▶ GIVEN TEXT
┌──

Create the following two C programs. NOTE: the use of printf(3) or any other C library function to format or print numbers is not allowed for this exercise. All I/O must be done with the open(2) / read(2) and/or write(2) system calls.

ascii.c:

This program should print an ASCII table that prints the ASCII characters from 0 to 127 in 4 separate columns. Each character should be preceded by its value, which should be printed in decimal by default. The program should accept a command line switch to modify the output of the ASCII values to alternatively print it in binary (-b option), hexadecimal (-h option) or octal (-o option).

Non-printable ASCII characters should be printed as a dot (.). Example output:

    0: '.'        32: ' '         64: '@'         96: '`'
    1: '.'        33: '!'         65: 'A'         97: 'a'
    2: '.'        34: '"'         66: 'B'         98: 'b'
...

└──

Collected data
┌──

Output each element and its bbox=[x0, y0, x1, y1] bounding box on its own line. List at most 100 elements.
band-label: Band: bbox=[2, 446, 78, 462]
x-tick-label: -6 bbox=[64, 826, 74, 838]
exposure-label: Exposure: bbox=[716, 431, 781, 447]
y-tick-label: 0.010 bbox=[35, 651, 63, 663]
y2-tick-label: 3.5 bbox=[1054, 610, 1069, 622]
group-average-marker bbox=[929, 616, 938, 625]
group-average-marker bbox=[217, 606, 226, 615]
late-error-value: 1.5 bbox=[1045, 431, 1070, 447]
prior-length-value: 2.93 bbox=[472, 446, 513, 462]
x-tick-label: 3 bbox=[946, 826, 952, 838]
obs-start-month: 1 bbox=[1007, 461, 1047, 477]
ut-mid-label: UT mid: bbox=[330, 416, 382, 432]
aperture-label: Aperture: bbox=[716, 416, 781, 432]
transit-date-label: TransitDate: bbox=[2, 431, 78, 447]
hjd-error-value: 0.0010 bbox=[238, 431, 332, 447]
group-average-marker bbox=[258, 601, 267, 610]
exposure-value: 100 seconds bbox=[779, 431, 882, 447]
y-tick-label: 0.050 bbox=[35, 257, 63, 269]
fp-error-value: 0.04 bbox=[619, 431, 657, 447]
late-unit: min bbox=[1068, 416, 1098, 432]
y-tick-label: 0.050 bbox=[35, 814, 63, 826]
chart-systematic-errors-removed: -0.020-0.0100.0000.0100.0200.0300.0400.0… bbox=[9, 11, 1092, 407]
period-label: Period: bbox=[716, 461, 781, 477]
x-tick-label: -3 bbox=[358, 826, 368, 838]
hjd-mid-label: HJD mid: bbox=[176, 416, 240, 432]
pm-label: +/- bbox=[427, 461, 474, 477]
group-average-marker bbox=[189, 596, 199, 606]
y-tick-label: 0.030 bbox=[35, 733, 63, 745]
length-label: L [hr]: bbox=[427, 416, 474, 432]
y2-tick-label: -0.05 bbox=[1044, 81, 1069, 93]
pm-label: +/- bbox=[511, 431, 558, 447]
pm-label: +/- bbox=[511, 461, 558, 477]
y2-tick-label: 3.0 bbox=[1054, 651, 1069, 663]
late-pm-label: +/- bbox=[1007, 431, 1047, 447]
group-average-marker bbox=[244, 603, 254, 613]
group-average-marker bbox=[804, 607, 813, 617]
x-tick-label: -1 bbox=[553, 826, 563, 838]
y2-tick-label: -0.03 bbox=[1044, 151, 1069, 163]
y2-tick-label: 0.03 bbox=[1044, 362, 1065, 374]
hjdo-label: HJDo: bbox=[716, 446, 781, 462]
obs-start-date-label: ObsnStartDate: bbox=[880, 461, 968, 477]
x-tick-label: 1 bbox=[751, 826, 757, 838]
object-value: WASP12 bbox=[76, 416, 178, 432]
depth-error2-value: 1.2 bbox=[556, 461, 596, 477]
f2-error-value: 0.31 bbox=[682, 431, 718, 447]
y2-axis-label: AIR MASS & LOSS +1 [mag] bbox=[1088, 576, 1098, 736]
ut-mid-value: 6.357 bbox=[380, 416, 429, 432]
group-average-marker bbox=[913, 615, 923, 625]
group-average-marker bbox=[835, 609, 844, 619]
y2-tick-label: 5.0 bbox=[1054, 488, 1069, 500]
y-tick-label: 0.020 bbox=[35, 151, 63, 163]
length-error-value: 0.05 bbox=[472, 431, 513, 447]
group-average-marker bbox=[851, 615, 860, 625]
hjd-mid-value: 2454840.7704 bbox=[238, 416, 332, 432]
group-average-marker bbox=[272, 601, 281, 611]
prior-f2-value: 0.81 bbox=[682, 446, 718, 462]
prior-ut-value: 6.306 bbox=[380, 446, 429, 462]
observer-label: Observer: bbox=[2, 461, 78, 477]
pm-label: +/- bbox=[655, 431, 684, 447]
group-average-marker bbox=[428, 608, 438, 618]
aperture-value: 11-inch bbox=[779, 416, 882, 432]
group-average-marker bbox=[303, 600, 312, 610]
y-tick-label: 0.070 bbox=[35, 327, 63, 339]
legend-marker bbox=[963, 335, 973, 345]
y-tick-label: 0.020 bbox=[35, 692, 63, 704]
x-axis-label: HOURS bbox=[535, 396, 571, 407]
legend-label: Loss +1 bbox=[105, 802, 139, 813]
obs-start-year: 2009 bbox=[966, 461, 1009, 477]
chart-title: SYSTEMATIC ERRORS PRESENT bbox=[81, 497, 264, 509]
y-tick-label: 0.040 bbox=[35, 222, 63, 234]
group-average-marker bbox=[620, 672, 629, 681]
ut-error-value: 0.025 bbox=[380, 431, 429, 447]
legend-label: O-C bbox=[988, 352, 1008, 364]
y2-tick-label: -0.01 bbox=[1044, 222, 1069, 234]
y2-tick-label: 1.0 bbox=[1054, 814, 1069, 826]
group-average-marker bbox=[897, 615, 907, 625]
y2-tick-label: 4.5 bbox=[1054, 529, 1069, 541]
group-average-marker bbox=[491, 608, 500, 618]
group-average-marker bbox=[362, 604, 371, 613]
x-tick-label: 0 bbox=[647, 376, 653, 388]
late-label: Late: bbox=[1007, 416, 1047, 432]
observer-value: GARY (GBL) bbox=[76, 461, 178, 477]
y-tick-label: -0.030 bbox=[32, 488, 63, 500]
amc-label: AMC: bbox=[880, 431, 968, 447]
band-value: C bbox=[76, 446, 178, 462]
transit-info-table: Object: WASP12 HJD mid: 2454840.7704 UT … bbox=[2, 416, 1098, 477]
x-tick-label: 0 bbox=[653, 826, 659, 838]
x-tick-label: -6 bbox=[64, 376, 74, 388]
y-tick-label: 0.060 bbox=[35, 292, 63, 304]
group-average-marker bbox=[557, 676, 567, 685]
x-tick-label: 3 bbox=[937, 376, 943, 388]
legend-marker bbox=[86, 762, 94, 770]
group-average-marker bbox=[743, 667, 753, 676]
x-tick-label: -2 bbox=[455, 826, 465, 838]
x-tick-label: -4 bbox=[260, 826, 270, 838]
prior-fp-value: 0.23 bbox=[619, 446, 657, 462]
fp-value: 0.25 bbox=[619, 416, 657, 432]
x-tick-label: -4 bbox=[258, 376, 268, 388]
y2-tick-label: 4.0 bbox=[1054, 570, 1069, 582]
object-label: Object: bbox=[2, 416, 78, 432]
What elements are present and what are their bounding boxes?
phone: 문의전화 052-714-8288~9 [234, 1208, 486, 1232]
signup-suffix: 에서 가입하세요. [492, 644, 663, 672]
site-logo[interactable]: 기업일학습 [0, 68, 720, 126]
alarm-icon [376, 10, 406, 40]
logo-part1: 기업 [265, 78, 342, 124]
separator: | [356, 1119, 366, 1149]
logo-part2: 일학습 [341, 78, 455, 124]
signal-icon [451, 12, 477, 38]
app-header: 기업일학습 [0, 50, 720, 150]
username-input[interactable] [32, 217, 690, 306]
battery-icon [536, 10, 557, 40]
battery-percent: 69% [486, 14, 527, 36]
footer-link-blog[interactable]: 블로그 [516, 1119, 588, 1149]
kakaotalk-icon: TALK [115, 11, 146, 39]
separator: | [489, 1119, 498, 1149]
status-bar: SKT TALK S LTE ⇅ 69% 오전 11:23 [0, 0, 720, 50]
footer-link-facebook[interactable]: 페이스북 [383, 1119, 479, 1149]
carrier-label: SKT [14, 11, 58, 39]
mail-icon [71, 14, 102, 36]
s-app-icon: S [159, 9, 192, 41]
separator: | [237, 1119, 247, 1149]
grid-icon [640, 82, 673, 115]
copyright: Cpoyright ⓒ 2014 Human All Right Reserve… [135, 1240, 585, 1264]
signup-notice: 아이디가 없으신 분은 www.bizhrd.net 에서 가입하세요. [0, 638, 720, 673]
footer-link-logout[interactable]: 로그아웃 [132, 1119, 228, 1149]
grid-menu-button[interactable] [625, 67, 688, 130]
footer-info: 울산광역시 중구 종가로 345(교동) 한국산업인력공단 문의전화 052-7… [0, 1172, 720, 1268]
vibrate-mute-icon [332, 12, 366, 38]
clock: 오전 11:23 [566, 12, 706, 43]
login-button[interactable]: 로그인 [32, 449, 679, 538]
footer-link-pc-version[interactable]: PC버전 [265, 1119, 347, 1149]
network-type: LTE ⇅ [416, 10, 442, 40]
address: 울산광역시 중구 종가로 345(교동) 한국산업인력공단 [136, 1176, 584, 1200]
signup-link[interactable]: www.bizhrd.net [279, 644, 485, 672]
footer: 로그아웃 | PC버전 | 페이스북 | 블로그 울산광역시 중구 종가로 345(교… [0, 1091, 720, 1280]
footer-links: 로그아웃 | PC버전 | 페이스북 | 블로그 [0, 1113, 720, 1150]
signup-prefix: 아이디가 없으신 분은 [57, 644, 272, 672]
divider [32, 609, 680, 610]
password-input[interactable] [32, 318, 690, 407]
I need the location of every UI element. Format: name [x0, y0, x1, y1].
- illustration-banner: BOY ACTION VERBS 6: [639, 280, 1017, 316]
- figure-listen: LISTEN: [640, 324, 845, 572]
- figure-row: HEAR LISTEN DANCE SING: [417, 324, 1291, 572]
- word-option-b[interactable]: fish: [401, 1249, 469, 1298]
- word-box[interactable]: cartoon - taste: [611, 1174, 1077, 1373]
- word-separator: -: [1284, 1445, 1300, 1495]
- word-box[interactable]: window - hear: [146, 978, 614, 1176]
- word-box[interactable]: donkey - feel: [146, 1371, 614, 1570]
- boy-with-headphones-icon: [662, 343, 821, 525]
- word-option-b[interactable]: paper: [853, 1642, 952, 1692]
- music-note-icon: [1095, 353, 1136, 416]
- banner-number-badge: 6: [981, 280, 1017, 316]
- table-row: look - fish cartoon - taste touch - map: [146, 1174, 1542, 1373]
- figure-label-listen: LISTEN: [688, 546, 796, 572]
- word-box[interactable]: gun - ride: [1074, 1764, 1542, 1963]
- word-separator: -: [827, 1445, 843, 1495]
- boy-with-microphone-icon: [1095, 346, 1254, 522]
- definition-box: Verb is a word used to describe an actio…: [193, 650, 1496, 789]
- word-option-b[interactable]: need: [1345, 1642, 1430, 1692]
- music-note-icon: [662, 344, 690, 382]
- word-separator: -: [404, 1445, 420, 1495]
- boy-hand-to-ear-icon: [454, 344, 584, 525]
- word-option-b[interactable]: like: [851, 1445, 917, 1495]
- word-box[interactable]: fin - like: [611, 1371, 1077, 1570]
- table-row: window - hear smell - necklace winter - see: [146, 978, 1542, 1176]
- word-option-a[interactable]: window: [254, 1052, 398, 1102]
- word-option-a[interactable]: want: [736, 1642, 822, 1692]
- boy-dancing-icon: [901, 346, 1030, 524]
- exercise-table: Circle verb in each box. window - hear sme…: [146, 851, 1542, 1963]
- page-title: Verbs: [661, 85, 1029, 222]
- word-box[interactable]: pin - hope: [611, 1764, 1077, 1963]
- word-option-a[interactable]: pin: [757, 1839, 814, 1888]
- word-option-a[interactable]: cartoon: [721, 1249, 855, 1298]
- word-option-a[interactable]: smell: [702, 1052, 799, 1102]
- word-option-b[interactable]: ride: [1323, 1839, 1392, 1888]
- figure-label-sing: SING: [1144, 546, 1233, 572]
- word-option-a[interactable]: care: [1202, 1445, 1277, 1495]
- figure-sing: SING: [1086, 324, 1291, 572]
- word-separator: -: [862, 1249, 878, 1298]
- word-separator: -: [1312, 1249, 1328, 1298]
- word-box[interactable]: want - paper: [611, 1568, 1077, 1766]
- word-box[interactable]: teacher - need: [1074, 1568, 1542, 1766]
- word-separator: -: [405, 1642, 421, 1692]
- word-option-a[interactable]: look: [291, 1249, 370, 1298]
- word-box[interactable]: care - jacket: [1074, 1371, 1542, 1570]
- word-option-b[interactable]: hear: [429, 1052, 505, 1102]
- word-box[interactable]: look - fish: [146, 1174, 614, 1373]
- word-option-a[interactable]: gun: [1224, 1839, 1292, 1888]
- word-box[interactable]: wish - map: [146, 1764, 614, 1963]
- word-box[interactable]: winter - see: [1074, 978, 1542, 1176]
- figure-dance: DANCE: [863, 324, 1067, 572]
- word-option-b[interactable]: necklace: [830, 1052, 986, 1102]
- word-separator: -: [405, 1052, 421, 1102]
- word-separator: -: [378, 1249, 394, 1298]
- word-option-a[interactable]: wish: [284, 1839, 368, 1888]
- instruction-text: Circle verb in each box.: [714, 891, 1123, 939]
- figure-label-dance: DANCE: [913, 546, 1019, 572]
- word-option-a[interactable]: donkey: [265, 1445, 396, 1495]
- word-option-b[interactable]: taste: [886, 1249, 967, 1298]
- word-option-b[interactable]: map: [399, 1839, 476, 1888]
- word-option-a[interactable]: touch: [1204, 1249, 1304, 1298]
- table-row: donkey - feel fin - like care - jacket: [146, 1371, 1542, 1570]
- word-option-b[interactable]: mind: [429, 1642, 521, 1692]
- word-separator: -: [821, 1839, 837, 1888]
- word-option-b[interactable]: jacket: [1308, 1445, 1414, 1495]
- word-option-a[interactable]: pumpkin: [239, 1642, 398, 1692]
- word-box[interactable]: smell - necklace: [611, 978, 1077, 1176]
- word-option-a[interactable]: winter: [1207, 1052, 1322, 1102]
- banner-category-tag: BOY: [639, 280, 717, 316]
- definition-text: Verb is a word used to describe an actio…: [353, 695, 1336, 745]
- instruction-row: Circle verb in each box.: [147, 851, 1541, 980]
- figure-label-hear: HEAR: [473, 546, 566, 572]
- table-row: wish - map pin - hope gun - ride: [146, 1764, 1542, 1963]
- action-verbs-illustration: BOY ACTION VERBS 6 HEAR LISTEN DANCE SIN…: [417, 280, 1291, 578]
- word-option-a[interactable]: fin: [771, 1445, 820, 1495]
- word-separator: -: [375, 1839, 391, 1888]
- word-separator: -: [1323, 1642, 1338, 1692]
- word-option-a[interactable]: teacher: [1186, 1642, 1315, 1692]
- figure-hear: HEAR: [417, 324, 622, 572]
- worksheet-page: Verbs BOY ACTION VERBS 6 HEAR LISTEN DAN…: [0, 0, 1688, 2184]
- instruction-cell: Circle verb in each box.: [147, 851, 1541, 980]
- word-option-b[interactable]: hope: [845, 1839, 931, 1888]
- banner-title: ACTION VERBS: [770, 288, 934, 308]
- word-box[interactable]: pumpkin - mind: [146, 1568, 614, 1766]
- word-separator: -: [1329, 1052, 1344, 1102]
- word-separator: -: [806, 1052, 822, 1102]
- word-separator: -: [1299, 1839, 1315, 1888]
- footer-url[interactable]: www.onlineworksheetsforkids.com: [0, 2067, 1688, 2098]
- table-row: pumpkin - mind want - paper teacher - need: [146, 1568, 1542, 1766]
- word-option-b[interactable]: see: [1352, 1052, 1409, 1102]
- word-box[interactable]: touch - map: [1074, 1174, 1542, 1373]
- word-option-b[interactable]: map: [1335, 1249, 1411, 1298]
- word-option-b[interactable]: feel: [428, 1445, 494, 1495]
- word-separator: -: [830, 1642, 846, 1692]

└──

▶ REQUIRED TASKS
(1) In the programming exercise text, which system calls must handle all I/O?
(2) Continue the programming exercise text from where it stops.

▶ OUTPUTS FOR THE TASKS
(1) All I/O must be done with the open(2) / read(2) and/or write(2) system calls.

(2)
hex.c:

This program should print a hex-dump of its input (either from standard input (STDIN_FILENO) or from a file, name provided on the command line.) Example output:

00000000 : 23 69 6E 63 6C 75 64 65  20 3C 75 6E 69 73 74 64 : #include <unistd
00000010 : 2E 68 3E 0A 23 69 6E 63  6C 75 64 65 20 3C 73 79 : .h>.#include <sy
...
000000D0 : 31 34 29 3B 0A 0A 20 20  72 65 74 75 72 6E 20 30 : 14);..  return 0
000000E0 : 3B 0A 7D 0A                                      : ;.}.


The first hex value is the byte offset within the input, then the data read is to be printed as 8 bit hex-values followed by a " : " then the ASCII representation of that data (print a dot (.) if the character is not a printable character or is whitespace, but not an actual space character (i.e. tab, vertical tab, newline or carriage return.)